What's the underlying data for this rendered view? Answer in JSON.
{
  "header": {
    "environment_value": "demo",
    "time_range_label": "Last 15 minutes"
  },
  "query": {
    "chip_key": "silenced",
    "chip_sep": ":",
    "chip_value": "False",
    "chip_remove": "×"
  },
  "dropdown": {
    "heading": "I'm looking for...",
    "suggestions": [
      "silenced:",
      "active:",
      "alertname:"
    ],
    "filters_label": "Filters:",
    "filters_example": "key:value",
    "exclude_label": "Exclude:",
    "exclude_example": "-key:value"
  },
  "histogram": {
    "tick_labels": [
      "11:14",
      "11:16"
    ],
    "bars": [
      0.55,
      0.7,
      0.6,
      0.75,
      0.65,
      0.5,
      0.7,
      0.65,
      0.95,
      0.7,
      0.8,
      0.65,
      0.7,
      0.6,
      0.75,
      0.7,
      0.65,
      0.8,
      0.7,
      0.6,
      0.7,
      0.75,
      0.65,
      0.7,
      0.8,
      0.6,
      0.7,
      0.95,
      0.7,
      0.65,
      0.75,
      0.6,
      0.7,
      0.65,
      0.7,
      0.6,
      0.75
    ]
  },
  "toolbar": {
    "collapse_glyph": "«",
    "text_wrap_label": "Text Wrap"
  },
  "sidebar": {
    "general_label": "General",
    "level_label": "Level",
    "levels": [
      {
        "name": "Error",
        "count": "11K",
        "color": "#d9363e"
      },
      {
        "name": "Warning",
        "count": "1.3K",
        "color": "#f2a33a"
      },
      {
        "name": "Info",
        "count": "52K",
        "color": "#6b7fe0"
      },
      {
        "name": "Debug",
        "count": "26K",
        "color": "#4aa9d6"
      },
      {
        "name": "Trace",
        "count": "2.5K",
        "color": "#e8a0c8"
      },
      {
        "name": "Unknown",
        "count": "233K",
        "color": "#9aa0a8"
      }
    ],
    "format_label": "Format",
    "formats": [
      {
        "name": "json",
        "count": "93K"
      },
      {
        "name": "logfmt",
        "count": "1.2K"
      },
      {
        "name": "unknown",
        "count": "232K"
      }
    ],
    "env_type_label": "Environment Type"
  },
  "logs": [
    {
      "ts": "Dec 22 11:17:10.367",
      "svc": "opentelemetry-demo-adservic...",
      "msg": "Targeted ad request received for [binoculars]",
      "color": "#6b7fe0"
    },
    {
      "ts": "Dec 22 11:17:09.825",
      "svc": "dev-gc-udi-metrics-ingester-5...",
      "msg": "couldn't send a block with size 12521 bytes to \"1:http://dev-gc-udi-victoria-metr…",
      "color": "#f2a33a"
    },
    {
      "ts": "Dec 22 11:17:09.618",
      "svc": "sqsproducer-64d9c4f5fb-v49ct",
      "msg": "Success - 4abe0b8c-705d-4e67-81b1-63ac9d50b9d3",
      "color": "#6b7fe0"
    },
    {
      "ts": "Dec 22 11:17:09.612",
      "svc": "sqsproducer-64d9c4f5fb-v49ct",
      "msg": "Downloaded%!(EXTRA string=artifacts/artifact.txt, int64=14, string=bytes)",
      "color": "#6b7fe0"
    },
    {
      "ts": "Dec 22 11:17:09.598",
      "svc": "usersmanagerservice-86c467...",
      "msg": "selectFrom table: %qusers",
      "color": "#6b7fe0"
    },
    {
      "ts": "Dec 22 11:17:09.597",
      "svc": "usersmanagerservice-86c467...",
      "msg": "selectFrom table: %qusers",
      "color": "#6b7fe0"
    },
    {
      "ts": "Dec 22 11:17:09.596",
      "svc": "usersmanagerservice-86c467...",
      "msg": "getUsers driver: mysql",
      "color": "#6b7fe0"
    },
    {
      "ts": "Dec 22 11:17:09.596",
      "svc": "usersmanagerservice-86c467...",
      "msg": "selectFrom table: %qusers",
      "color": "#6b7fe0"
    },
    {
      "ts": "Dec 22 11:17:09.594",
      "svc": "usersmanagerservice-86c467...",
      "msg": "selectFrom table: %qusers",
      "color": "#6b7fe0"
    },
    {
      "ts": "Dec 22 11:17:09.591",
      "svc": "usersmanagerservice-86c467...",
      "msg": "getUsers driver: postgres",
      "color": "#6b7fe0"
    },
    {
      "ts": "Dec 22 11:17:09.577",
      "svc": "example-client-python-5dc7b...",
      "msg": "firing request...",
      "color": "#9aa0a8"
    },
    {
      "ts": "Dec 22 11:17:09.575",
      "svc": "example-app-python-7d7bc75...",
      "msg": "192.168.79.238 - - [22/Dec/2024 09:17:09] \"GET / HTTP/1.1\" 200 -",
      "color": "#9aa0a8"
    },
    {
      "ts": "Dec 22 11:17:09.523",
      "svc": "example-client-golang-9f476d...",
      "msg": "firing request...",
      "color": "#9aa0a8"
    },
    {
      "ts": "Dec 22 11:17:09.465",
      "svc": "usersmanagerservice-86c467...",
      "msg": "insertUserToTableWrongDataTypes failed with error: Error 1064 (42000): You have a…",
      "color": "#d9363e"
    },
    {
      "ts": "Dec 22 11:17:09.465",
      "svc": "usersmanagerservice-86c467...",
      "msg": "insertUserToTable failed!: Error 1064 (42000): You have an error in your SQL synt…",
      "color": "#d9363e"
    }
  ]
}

* * * * *

What is the number of lines in the listing that contain the string "failed"? Reply with that number alone.

2